══ Entries shown

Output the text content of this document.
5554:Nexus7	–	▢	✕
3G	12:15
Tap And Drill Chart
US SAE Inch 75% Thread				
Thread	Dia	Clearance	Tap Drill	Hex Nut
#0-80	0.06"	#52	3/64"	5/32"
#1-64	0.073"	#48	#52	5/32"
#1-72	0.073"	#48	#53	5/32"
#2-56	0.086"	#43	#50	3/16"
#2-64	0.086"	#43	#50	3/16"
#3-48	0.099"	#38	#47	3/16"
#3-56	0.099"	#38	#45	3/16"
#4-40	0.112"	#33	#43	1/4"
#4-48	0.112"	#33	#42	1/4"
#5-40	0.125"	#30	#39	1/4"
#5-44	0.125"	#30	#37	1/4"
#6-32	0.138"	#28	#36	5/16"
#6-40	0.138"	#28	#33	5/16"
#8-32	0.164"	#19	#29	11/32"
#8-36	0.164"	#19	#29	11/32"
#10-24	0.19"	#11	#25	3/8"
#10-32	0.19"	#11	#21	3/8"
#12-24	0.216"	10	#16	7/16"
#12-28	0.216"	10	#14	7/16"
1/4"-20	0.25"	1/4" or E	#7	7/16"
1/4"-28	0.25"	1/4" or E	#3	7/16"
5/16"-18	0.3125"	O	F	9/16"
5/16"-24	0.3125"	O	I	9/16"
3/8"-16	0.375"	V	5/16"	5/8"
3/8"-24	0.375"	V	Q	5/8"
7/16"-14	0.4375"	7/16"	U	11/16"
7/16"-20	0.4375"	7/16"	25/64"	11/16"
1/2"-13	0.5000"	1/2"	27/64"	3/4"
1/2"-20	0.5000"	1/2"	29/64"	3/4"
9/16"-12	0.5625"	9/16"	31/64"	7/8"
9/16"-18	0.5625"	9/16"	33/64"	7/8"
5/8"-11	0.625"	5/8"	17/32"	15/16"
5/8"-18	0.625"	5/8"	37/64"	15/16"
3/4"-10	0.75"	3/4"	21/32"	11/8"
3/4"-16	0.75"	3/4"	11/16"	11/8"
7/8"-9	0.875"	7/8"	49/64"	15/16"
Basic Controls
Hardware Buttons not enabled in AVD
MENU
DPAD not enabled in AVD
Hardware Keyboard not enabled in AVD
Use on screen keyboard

════

Set down the material above again, word for word.

▶ _Solved problem_:
Output the text content of this document.
5554:Nexus7	–	▢	✕
3G	12:15
Tap And Drill Chart
US SAE Inch 75% Thread				
Thread	Dia	Clearance	Tap Drill	Hex Nut
#0-80	0.06"	#52	3/64"	5/32"
#1-64	0.073"	#48	#52	5/32"
#1-72	0.073"	#48	#53	5/32"
#2-56	0.086"	#43	#50	3/16"
#2-64	0.086"	#43	#50	3/16"
#3-48	0.099"	#38	#47	3/16"
#3-56	0.099"	#38	#45	3/16"
#4-40	0.112"	#33	#43	1/4"
#4-48	0.112"	#33	#42	1/4"
#5-40	0.125"	#30	#39	1/4"
#5-44	0.125"	#30	#37	1/4"
#6-32	0.138"	#28	#36	5/16"
#6-40	0.138"	#28	#33	5/16"
#8-32	0.164"	#19	#29	11/32"
#8-36	0.164"	#19	#29	11/32"
#10-24	0.19"	#11	#25	3/8"
#10-32	0.19"	#11	#21	3/8"
#12-24	0.216"	10	#16	7/16"
#12-28	0.216"	10	#14	7/16"
1/4"-20	0.25"	1/4" or E	#7	7/16"
1/4"-28	0.25"	1/4" or E	#3	7/16"
5/16"-18	0.3125"	O	F	9/16"
5/16"-24	0.3125"	O	I	9/16"
3/8"-16	0.375"	V	5/16"	5/8"
3/8"-24	0.375"	V	Q	5/8"
7/16"-14	0.4375"	7/16"	U	11/16"
7/16"-20	0.4375"	7/16"	25/64"	11/16"
1/2"-13	0.5000"	1/2"	27/64"	3/4"
1/2"-20	0.5000"	1/2"	29/64"	3/4"
9/16"-12	0.5625"	9/16"	31/64"	7/8"
9/16"-18	0.5625"	9/16"	33/64"	7/8"
5/8"-11	0.625"	5/8"	17/32"	15/16"
5/8"-18	0.625"	5/8"	37/64"	15/16"
3/4"-10	0.75"	3/4"	21/32"	11/8"
3/4"-16	0.75"	3/4"	11/16"	11/8"
7/8"-9	0.875"	7/8"	49/64"	15/16"
Basic Controls
Hardware Buttons not enabled in AVD
MENU
DPAD not enabled in AVD
Hardware Keyboard not enabled in AVD
Use on screen keyboard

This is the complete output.